[Objective]
Reproduce the whole listing, character for character.

═══ Records for processing

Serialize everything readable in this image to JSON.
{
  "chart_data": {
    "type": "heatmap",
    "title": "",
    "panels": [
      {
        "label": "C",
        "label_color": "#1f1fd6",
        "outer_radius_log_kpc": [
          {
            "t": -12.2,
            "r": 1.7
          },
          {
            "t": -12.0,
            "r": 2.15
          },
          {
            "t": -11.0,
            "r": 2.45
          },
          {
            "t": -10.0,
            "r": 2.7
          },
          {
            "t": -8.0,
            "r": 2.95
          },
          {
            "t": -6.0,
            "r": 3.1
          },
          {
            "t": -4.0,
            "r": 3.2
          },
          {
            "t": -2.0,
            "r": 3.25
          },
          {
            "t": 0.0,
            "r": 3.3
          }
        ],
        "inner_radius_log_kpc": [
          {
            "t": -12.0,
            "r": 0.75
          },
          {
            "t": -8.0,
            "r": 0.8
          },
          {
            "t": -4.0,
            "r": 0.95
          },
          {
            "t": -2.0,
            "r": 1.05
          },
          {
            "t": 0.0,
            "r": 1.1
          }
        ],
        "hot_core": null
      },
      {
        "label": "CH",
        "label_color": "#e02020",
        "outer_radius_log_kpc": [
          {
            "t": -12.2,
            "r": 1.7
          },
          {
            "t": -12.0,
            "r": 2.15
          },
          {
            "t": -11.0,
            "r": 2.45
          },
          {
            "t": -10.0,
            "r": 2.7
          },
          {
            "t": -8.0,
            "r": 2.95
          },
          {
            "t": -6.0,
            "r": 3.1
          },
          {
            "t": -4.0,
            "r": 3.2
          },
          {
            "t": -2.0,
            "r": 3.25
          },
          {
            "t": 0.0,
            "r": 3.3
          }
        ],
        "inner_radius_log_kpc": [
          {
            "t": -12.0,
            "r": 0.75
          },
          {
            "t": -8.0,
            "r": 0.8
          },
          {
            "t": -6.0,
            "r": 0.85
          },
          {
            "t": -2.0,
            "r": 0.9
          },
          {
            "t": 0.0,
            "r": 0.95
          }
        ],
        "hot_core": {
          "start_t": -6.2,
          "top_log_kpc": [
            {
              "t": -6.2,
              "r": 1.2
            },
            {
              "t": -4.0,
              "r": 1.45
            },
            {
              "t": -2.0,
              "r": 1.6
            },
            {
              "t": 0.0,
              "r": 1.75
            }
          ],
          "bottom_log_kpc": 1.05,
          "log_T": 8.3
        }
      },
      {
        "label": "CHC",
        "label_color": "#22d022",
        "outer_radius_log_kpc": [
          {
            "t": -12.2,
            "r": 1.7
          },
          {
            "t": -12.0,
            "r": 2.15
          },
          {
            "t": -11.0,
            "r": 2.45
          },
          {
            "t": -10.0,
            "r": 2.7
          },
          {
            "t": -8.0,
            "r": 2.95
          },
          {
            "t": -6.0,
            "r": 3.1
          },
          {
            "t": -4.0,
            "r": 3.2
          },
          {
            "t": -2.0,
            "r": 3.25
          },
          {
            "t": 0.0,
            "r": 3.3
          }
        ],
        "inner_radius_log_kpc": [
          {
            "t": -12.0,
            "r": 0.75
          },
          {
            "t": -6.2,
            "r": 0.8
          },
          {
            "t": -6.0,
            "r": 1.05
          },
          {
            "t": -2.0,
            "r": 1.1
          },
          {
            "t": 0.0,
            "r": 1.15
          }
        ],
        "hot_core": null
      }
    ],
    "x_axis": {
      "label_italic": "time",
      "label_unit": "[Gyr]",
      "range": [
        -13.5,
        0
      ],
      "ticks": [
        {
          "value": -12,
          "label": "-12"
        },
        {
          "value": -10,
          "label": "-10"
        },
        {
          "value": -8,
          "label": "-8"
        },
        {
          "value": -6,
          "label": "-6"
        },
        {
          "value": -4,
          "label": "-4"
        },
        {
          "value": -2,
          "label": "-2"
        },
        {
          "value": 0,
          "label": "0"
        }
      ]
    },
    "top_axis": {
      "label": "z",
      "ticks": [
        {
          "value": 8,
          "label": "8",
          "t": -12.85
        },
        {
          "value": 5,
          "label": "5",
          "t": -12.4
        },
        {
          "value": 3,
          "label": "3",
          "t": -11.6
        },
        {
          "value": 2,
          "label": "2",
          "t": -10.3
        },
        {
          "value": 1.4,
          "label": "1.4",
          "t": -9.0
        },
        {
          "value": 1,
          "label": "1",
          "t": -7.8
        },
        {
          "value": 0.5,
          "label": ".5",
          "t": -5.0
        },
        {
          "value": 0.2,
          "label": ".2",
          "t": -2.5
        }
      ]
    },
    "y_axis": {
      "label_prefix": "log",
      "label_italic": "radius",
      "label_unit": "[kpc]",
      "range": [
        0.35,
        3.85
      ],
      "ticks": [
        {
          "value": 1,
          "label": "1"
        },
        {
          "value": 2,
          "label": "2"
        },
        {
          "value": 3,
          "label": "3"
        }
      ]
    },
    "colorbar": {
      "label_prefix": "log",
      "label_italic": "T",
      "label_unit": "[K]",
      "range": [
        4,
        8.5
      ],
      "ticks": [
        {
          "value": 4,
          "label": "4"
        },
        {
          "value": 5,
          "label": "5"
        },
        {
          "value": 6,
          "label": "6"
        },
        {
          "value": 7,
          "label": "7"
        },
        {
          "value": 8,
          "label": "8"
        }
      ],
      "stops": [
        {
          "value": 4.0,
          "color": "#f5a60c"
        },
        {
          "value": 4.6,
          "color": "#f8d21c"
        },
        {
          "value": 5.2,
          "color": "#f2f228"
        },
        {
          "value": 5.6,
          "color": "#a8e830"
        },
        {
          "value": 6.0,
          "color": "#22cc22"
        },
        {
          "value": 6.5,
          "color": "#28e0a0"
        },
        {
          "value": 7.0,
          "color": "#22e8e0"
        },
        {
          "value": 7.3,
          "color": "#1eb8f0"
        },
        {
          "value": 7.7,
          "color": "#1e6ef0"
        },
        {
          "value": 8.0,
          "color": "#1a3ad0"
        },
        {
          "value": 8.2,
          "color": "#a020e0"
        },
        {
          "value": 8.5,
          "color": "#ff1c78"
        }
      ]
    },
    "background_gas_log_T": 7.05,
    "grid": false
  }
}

══════

[Solution]
Serialize everything readable in this image to JSON.
{
  "chart_data": {
    "type": "heatmap",
    "title": "",
    "panels": [
      {
        "label": "C",
        "label_color": "#1f1fd6",
        "outer_radius_log_kpc": [
          {
            "t": -12.2,
            "r": 1.7
          },
          {
            "t": -12.0,
            "r": 2.15
          },
          {
            "t": -11.0,
            "r": 2.45
          },
          {
            "t": -10.0,
            "r": 2.7
          },
          {
            "t": -8.0,
            "r": 2.95
          },
          {
            "t": -6.0,
            "r": 3.1
          },
          {
            "t": -4.0,
            "r": 3.2
          },
          {
            "t": -2.0,
            "r": 3.25
          },
          {
            "t": 0.0,
            "r": 3.3
          }
        ],
        "inner_radius_log_kpc": [
          {
            "t": -12.0,
            "r": 0.75
          },
          {
            "t": -8.0,
            "r": 0.8
          },
          {
            "t": -4.0,
            "r": 0.95
          },
          {
            "t": -2.0,
            "r": 1.05
          },
          {
            "t": 0.0,
            "r": 1.1
          }
        ],
        "hot_core": null
      },
      {
        "label": "CH",
        "label_color": "#e02020",
        "outer_radius_log_kpc": [
          {
            "t": -12.2,
            "r": 1.7
          },
          {
            "t": -12.0,
            "r": 2.15
          },
          {
            "t": -11.0,
            "r": 2.45
          },
          {
            "t": -10.0,
            "r": 2.7
          },
          {
            "t": -8.0,
            "r": 2.95
          },
          {
            "t": -6.0,
            "r": 3.1
          },
          {
            "t": -4.0,
            "r": 3.2
          },
          {
            "t": -2.0,
            "r": 3.25
          },
          {
            "t": 0.0,
            "r": 3.3
          }
        ],
        "inner_radius_log_kpc": [
          {
            "t": -12.0,
            "r": 0.75
          },
          {
            "t": -8.0,
            "r": 0.8
          },
          {
            "t": -6.0,
            "r": 0.85
          },
          {
            "t": -2.0,
            "r": 0.9
          },
          {
            "t": 0.0,
            "r": 0.95
          }
        ],
        "hot_core": {
          "start_t": -6.2,
          "top_log_kpc": [
            {
              "t": -6.2,
              "r": 1.2
            },
            {
              "t": -4.0,
              "r": 1.45
            },
            {
              "t": -2.0,
              "r": 1.6
            },
            {
              "t": 0.0,
              "r": 1.75
            }
          ],
          "bottom_log_kpc": 1.05,
          "log_T": 8.3
        }
      },
      {
        "label": "CHC",
        "label_color": "#22d022",
        "outer_radius_log_kpc": [
          {
            "t": -12.2,
            "r": 1.7
          },
          {
            "t": -12.0,
            "r": 2.15
          },
          {
            "t": -11.0,
            "r": 2.45
          },
          {
            "t": -10.0,
            "r": 2.7
          },
          {
            "t": -8.0,
            "r": 2.95
          },
          {
            "t": -6.0,
            "r": 3.1
          },
          {
            "t": -4.0,
            "r": 3.2
          },
          {
            "t": -2.0,
            "r": 3.25
          },
          {
            "t": 0.0,
            "r": 3.3
          }
        ],
        "inner_radius_log_kpc": [
          {
            "t": -12.0,
            "r": 0.75
          },
          {
            "t": -6.2,
            "r": 0.8
          },
          {
            "t": -6.0,
            "r": 1.05
          },
          {
            "t": -2.0,
            "r": 1.1
          },
          {
            "t": 0.0,
            "r": 1.15
          }
        ],
        "hot_core": null
      }
    ],
    "x_axis": {
      "label_italic": "time",
      "label_unit": "[Gyr]",
      "range": [
        -13.5,
        0
      ],
      "ticks": [
        {
          "value": -12,
          "label": "-12"
        },
        {
          "value": -10,
          "label": "-10"
        },
        {
          "value": -8,
          "label": "-8"
        },
        {
          "value": -6,
          "label": "-6"
        },
        {
          "value": -4,
          "label": "-4"
        },
        {
          "value": -2,
          "label": "-2"
        },
        {
          "value": 0,
          "label": "0"
        }
      ]
    },
    "top_axis": {
      "label": "z",
      "ticks": [
        {
          "value": 8,
          "label": "8",
          "t": -12.85
        },
        {
          "value": 5,
          "label": "5",
          "t": -12.4
        },
        {
          "value": 3,
          "label": "3",
          "t": -11.6
        },
        {
          "value": 2,
          "label": "2",
          "t": -10.3
        },
        {
          "value": 1.4,
          "label": "1.4",
          "t": -9.0
        },
        {
          "value": 1,
          "label": "1",
          "t": -7.8
        },
        {
          "value": 0.5,
          "label": ".5",
          "t": -5.0
        },
        {
          "value": 0.2,
          "label": ".2",
          "t": -2.5
        }
      ]
    },
    "y_axis": {
      "label_prefix": "log",
      "label_italic": "radius",
      "label_unit": "[kpc]",
      "range": [
        0.35,
        3.85
      ],
      "ticks": [
        {
          "value": 1,
          "label": "1"
        },
        {
          "value": 2,
          "label": "2"
        },
        {
          "value": 3,
          "label": "3"
        }
      ]
    },
    "colorbar": {
      "label_prefix": "log",
      "label_italic": "T",
      "label_unit": "[K]",
      "range": [
        4,
        8.5
      ],
      "ticks": [
        {
          "value": 4,
          "label": "4"
        },
        {
          "value": 5,
          "label": "5"
        },
        {
          "value": 6,
          "label": "6"
        },
        {
          "value": 7,
          "label": "7"
        },
        {
          "value": 8,
          "label": "8"
        }
      ],
      "stops": [
        {
          "value": 4.0,
          "color": "#f5a60c"
        },
        {
          "value": 4.6,
          "color": "#f8d21c"
        },
        {
          "value": 5.2,
          "color": "#f2f228"
        },
        {
          "value": 5.6,
          "color": "#a8e830"
        },
        {
          "value": 6.0,
          "color": "#22cc22"
        },
        {
          "value": 6.5,
          "color": "#28e0a0"
        },
        {
          "value": 7.0,
          "color": "#22e8e0"
        },
        {
          "value": 7.3,
          "color": "#1eb8f0"
        },
        {
          "value": 7.7,
          "color": "#1e6ef0"
        },
        {
          "value": 8.0,
          "color": "#1a3ad0"
        },
        {
          "value": 8.2,
          "color": "#a020e0"
        },
        {
          "value": 8.5,
          "color": "#ff1c78"
        }
      ]
    },
    "background_gas_log_T": 7.05,
    "grid": false
  }
}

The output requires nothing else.